#### To do:
Some lines in the listing may contain the word "McInnes". Say how many, with the number alone.
[Opening Supplied information section]
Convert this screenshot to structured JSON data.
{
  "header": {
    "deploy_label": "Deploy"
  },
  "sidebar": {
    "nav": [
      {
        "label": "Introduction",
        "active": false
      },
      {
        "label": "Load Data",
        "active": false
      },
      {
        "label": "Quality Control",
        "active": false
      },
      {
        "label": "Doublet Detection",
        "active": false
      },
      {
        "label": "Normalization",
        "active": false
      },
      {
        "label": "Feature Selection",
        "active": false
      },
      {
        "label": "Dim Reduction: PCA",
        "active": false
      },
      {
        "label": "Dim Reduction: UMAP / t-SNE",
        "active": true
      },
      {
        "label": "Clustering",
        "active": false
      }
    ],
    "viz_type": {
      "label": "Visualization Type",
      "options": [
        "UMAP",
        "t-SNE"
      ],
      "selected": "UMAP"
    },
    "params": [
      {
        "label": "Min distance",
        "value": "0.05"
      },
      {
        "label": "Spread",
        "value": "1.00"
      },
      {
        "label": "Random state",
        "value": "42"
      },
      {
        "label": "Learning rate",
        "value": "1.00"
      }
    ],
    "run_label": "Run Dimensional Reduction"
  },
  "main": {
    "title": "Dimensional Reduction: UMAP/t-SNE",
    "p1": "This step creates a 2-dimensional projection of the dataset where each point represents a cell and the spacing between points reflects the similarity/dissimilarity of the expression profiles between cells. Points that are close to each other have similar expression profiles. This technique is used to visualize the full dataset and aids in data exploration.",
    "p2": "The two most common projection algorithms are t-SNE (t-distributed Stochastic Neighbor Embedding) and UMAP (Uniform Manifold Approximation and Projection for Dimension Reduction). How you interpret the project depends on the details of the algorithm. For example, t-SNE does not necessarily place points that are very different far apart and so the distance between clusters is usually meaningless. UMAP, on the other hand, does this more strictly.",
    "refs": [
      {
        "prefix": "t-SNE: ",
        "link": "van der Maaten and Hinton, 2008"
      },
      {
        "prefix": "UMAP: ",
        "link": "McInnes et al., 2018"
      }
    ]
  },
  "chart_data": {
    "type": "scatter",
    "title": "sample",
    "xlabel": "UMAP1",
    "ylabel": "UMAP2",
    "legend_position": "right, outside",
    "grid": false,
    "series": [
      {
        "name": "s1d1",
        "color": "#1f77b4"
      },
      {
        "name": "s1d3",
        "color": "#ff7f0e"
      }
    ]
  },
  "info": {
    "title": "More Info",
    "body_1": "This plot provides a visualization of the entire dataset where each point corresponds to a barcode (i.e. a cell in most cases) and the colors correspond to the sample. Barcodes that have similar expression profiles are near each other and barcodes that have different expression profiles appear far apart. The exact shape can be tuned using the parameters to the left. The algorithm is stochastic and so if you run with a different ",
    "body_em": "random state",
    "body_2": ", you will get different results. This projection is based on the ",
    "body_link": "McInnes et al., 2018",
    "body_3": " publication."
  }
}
[Closing Supplied information section]
#### Output:
2